> _TASK INPUTS_
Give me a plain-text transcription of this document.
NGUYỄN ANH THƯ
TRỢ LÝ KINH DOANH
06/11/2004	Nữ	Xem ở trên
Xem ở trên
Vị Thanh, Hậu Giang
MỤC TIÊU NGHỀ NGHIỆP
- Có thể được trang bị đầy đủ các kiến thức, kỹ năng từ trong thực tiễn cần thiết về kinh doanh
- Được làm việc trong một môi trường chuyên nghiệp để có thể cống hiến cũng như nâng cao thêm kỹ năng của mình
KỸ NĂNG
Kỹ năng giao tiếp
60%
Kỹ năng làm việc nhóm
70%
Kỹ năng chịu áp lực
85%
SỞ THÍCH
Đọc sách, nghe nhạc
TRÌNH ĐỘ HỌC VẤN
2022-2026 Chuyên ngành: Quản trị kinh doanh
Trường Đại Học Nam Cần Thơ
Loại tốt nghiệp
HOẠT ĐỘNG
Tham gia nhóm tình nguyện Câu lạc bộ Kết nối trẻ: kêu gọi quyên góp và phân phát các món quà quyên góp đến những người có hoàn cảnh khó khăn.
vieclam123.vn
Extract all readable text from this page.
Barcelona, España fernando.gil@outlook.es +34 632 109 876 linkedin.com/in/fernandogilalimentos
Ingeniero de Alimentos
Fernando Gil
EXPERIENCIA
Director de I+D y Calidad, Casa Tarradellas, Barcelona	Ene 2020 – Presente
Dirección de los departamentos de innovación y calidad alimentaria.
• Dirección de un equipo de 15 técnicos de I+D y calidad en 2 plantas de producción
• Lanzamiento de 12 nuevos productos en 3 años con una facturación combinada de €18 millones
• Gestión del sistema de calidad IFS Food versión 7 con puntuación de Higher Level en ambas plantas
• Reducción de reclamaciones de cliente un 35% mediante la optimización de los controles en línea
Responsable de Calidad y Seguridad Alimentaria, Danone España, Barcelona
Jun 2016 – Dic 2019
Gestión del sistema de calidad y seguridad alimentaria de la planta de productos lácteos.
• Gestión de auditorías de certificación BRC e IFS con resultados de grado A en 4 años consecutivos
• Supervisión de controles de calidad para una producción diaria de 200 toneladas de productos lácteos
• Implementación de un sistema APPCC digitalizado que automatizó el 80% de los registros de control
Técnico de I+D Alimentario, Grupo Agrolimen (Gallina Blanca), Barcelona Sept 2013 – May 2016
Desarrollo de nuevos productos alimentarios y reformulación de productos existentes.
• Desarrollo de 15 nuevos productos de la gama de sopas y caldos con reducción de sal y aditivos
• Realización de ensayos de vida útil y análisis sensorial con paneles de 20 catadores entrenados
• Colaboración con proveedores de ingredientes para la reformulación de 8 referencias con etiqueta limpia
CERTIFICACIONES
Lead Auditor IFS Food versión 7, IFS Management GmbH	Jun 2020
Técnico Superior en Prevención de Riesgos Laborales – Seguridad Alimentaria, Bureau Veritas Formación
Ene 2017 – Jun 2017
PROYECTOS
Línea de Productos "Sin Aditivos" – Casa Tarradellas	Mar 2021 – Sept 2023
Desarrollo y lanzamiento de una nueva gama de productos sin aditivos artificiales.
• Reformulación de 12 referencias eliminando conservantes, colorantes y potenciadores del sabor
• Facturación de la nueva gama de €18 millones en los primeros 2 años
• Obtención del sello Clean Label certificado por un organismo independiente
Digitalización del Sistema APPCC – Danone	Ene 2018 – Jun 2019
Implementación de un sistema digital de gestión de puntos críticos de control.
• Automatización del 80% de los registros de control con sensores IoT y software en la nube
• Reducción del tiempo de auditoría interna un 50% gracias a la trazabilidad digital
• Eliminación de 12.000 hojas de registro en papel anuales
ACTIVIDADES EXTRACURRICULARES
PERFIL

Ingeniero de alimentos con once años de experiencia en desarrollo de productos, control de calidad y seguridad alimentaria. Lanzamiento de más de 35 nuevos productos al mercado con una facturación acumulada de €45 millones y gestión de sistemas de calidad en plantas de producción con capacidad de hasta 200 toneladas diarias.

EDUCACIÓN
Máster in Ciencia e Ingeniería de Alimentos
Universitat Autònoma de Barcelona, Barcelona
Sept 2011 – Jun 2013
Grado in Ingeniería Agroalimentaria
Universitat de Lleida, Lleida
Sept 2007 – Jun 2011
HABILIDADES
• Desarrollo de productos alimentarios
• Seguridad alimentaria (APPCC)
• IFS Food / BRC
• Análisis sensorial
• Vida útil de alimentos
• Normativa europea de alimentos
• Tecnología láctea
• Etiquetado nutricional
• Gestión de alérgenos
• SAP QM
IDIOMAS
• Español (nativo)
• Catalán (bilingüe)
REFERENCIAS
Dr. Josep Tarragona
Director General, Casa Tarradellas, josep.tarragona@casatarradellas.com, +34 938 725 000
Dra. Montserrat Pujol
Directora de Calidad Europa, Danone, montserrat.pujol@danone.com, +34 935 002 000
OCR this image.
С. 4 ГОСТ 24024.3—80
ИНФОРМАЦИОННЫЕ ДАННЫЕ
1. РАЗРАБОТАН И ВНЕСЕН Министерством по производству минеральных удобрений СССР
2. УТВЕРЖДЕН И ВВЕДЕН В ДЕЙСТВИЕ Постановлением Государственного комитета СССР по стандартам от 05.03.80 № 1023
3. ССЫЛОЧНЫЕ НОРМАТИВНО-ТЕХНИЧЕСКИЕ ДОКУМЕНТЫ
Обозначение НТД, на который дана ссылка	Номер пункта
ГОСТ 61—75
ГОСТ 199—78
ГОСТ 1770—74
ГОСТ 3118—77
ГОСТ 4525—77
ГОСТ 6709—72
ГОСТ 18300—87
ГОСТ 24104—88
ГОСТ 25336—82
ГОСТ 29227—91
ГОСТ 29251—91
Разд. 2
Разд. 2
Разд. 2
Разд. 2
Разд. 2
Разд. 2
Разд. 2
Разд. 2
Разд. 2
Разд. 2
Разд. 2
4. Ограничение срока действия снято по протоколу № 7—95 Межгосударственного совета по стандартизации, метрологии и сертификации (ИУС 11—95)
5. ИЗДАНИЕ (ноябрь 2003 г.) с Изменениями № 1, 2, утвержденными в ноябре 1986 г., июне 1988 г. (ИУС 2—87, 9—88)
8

> _WHAT THE EXERCISE ASKS_
Repeat the data in its entirety, character for character.

> _COMPLETE OUTPUT_
Give me a plain-text transcription of this document.
NGUYỄN ANH THƯ
TRỢ LÝ KINH DOANH
06/11/2004	Nữ	Xem ở trên
Xem ở trên
Vị Thanh, Hậu Giang
MỤC TIÊU NGHỀ NGHIỆP
- Có thể được trang bị đầy đủ các kiến thức, kỹ năng từ trong thực tiễn cần thiết về kinh doanh
- Được làm việc trong một môi trường chuyên nghiệp để có thể cống hiến cũng như nâng cao thêm kỹ năng của mình
KỸ NĂNG
Kỹ năng giao tiếp
60%
Kỹ năng làm việc nhóm
70%
Kỹ năng chịu áp lực
85%
SỞ THÍCH
Đọc sách, nghe nhạc
TRÌNH ĐỘ HỌC VẤN
2022-2026 Chuyên ngành: Quản trị kinh doanh
Trường Đại Học Nam Cần Thơ
Loại tốt nghiệp
HOẠT ĐỘNG
Tham gia nhóm tình nguyện Câu lạc bộ Kết nối trẻ: kêu gọi quyên góp và phân phát các món quà quyên góp đến những người có hoàn cảnh khó khăn.
vieclam123.vn
Extract all readable text from this page.
Barcelona, España fernando.gil@outlook.es +34 632 109 876 linkedin.com/in/fernandogilalimentos
Ingeniero de Alimentos
Fernando Gil
EXPERIENCIA
Director de I+D y Calidad, Casa Tarradellas, Barcelona	Ene 2020 – Presente
Dirección de los departamentos de innovación y calidad alimentaria.
• Dirección de un equipo de 15 técnicos de I+D y calidad en 2 plantas de producción
• Lanzamiento de 12 nuevos productos en 3 años con una facturación combinada de €18 millones
• Gestión del sistema de calidad IFS Food versión 7 con puntuación de Higher Level en ambas plantas
• Reducción de reclamaciones de cliente un 35% mediante la optimización de los controles en línea
Responsable de Calidad y Seguridad Alimentaria, Danone España, Barcelona
Jun 2016 – Dic 2019
Gestión del sistema de calidad y seguridad alimentaria de la planta de productos lácteos.
• Gestión de auditorías de certificación BRC e IFS con resultados de grado A en 4 años consecutivos
• Supervisión de controles de calidad para una producción diaria de 200 toneladas de productos lácteos
• Implementación de un sistema APPCC digitalizado que automatizó el 80% de los registros de control
Técnico de I+D Alimentario, Grupo Agrolimen (Gallina Blanca), Barcelona Sept 2013 – May 2016
Desarrollo de nuevos productos alimentarios y reformulación de productos existentes.
• Desarrollo de 15 nuevos productos de la gama de sopas y caldos con reducción de sal y aditivos
• Realización de ensayos de vida útil y análisis sensorial con paneles de 20 catadores entrenados
• Colaboración con proveedores de ingredientes para la reformulación de 8 referencias con etiqueta limpia
CERTIFICACIONES
Lead Auditor IFS Food versión 7, IFS Management GmbH	Jun 2020
Técnico Superior en Prevención de Riesgos Laborales – Seguridad Alimentaria, Bureau Veritas Formación
Ene 2017 – Jun 2017
PROYECTOS
Línea de Productos "Sin Aditivos" – Casa Tarradellas	Mar 2021 – Sept 2023
Desarrollo y lanzamiento de una nueva gama de productos sin aditivos artificiales.
• Reformulación de 12 referencias eliminando conservantes, colorantes y potenciadores del sabor
• Facturación de la nueva gama de €18 millones en los primeros 2 años
• Obtención del sello Clean Label certificado por un organismo independiente
Digitalización del Sistema APPCC – Danone	Ene 2018 – Jun 2019
Implementación de un sistema digital de gestión de puntos críticos de control.
• Automatización del 80% de los registros de control con sensores IoT y software en la nube
• Reducción del tiempo de auditoría interna un 50% gracias a la trazabilidad digital
• Eliminación de 12.000 hojas de registro en papel anuales
ACTIVIDADES EXTRACURRICULARES
PERFIL

Ingeniero de alimentos con once años de experiencia en desarrollo de productos, control de calidad y seguridad alimentaria. Lanzamiento de más de 35 nuevos productos al mercado con una facturación acumulada de €45 millones y gestión de sistemas de calidad en plantas de producción con capacidad de hasta 200 toneladas diarias.

EDUCACIÓN
Máster in Ciencia e Ingeniería de Alimentos
Universitat Autònoma de Barcelona, Barcelona
Sept 2011 – Jun 2013
Grado in Ingeniería Agroalimentaria
Universitat de Lleida, Lleida
Sept 2007 – Jun 2011
HABILIDADES
• Desarrollo de productos alimentarios
• Seguridad alimentaria (APPCC)
• IFS Food / BRC
• Análisis sensorial
• Vida útil de alimentos
• Normativa europea de alimentos
• Tecnología láctea
• Etiquetado nutricional
• Gestión de alérgenos
• SAP QM
IDIOMAS
• Español (nativo)
• Catalán (bilingüe)
REFERENCIAS
Dr. Josep Tarragona
Director General, Casa Tarradellas, josep.tarragona@casatarradellas.com, +34 938 725 000
Dra. Montserrat Pujol
Directora de Calidad Europa, Danone, montserrat.pujol@danone.com, +34 935 002 000
OCR this image.
С. 4 ГОСТ 24024.3—80
ИНФОРМАЦИОННЫЕ ДАННЫЕ
1. РАЗРАБОТАН И ВНЕСЕН Министерством по производству минеральных удобрений СССР
2. УТВЕРЖДЕН И ВВЕДЕН В ДЕЙСТВИЕ Постановлением Государственного комитета СССР по стандартам от 05.03.80 № 1023
3. ССЫЛОЧНЫЕ НОРМАТИВНО-ТЕХНИЧЕСКИЕ ДОКУМЕНТЫ
Обозначение НТД, на который дана ссылка	Номер пункта
ГОСТ 61—75
ГОСТ 199—78
ГОСТ 1770—74
ГОСТ 3118—77
ГОСТ 4525—77
ГОСТ 6709—72
ГОСТ 18300—87
ГОСТ 24104—88
ГОСТ 25336—82
ГОСТ 29227—91
ГОСТ 29251—91
Разд. 2
Разд. 2
Разд. 2
Разд. 2
Разд. 2
Разд. 2
Разд. 2
Разд. 2
Разд. 2
Разд. 2
Разд. 2
4. Ограничение срока действия снято по протоколу № 7—95 Межгосударственного совета по стандартизации, метрологии и сертификации (ИУС 11—95)
5. ИЗДАНИЕ (ноябрь 2003 г.) с Изменениями № 1, 2, утвержденными в ноябре 1986 г., июне 1988 г. (ИУС 2—87, 9—88)
8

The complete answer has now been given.